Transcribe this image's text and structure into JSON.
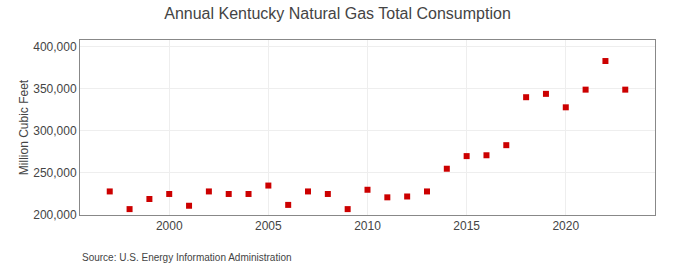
{
  "chart_data": {
    "type": "scatter",
    "title": "Annual Kentucky Natural Gas Total Consumption",
    "ylabel": "Million Cubic Feet",
    "annotations": [
      "Source: U.S. Energy Information Administration"
    ],
    "x": [
      1997,
      1998,
      1999,
      2000,
      2001,
      2002,
      2003,
      2004,
      2005,
      2006,
      2007,
      2008,
      2009,
      2010,
      2011,
      2012,
      2013,
      2014,
      2015,
      2016,
      2017,
      2018,
      2019,
      2020,
      2021,
      2022,
      2023
    ],
    "values": [
      228000,
      207000,
      219000,
      225000,
      211000,
      228000,
      225000,
      225000,
      235000,
      212000,
      228000,
      225000,
      207000,
      230000,
      221000,
      222000,
      228000,
      255000,
      270000,
      271000,
      283000,
      340000,
      344000,
      328000,
      349000,
      383000,
      349000
    ],
    "color": "#cc0000",
    "marker": "square",
    "xlim": [
      1995.5,
      2024.5
    ],
    "ylim": [
      200000,
      408000
    ],
    "xticks": [
      2000,
      2005,
      2010,
      2015,
      2020
    ],
    "yticks": [
      {
        "value": 200000,
        "label": "200,000"
      },
      {
        "value": 250000,
        "label": "250,000"
      },
      {
        "value": 300000,
        "label": "300,000"
      },
      {
        "value": 350000,
        "label": "350,000"
      },
      {
        "value": 400000,
        "label": "400,000"
      }
    ],
    "grid": true
  }
}
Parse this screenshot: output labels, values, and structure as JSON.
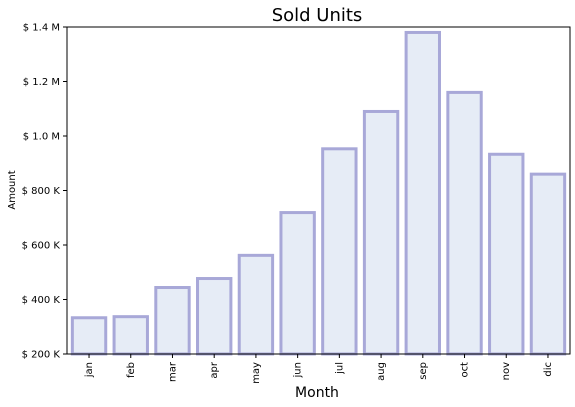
{
  "chart_data": {
    "type": "bar",
    "title": "Sold Units",
    "xlabel": "Month",
    "ylabel": "Amount",
    "categories": [
      "jan",
      "feb",
      "mar",
      "apr",
      "may",
      "jun",
      "jul",
      "aug",
      "sep",
      "oct",
      "nov",
      "dic"
    ],
    "values": [
      333000,
      337000,
      444000,
      477000,
      562000,
      719000,
      953000,
      1090000,
      1380000,
      1160000,
      933000,
      860000
    ],
    "ylim": [
      200000,
      1400000
    ],
    "yticks": [
      200000,
      400000,
      600000,
      800000,
      1000000,
      1200000,
      1400000
    ],
    "ytick_labels": [
      "$ 200 K",
      "$ 400 K",
      "$ 600 K",
      "$ 800 K",
      "$ 1.0 M",
      "$ 1.2 M",
      "$ 1.4 M"
    ],
    "grid": false,
    "colors": {
      "bar_fill": "#e6ecf6",
      "bar_edge": "#a8a8d8",
      "axis": "#000000"
    }
  }
}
********
What the task requires –
Transcribe each entry above exactly, apart from the pictures.

Exercise answer –
Transcribe this image's text and structure into JSON.
{
  "chart_data": {
    "type": "scatter",
    "title": "Annual Kentucky Natural Gas Total Consumption",
    "ylabel": "Million Cubic Feet",
    "annotations": [
      "Source: U.S. Energy Information Administration"
    ],
    "x": [
      1997,
      1998,
      1999,
      2000,
      2001,
      2002,
      2003,
      2004,
      2005,
      2006,
      2007,
      2008,
      2009,
      2010,
      2011,
      2012,
      2013,
      2014,
      2015,
      2016,
      2017,
      2018,
      2019,
      2020,
      2021,
      2022,
      2023
    ],
    "values": [
      228000,
      207000,
      219000,
      225000,
      211000,
      228000,
      225000,
      225000,
      235000,
      212000,
      228000,
      225000,
      207000,
      230000,
      221000,
      222000,
      228000,
      255000,
      270000,
      271000,
      283000,
      340000,
      344000,
      328000,
      349000,
      383000,
      349000
    ],
    "color": "#cc0000",
    "marker": "square",
    "xlim": [
      1995.5,
      2024.5
    ],
    "ylim": [
      200000,
      408000
    ],
    "xticks": [
      2000,
      2005,
      2010,
      2015,
      2020
    ],
    "yticks": [
      {
        "value": 200000,
        "label": "200,000"
      },
      {
        "value": 250000,
        "label": "250,000"
      },
      {
        "value": 300000,
        "label": "300,000"
      },
      {
        "value": 350000,
        "label": "350,000"
      },
      {
        "value": 400000,
        "label": "400,000"
      }
    ],
    "grid": true
  }
}
Parse this screenshot: output labels, values, and structure as JSON.
{
  "chart_data": {
    "type": "bar",
    "title": "Sold Units",
    "xlabel": "Month",
    "ylabel": "Amount",
    "categories": [
      "jan",
      "feb",
      "mar",
      "apr",
      "may",
      "jun",
      "jul",
      "aug",
      "sep",
      "oct",
      "nov",
      "dic"
    ],
    "values": [
      333000,
      337000,
      444000,
      477000,
      562000,
      719000,
      953000,
      1090000,
      1380000,
      1160000,
      933000,
      860000
    ],
    "ylim": [
      200000,
      1400000
    ],
    "yticks": [
      200000,
      400000,
      600000,
      800000,
      1000000,
      1200000,
      1400000
    ],
    "ytick_labels": [
      "$ 200 K",
      "$ 400 K",
      "$ 600 K",
      "$ 800 K",
      "$ 1.0 M",
      "$ 1.2 M",
      "$ 1.4 M"
    ],
    "grid": false,
    "colors": {
      "bar_fill": "#e6ecf6",
      "bar_edge": "#a8a8d8",
      "axis": "#000000"
    }
  }
}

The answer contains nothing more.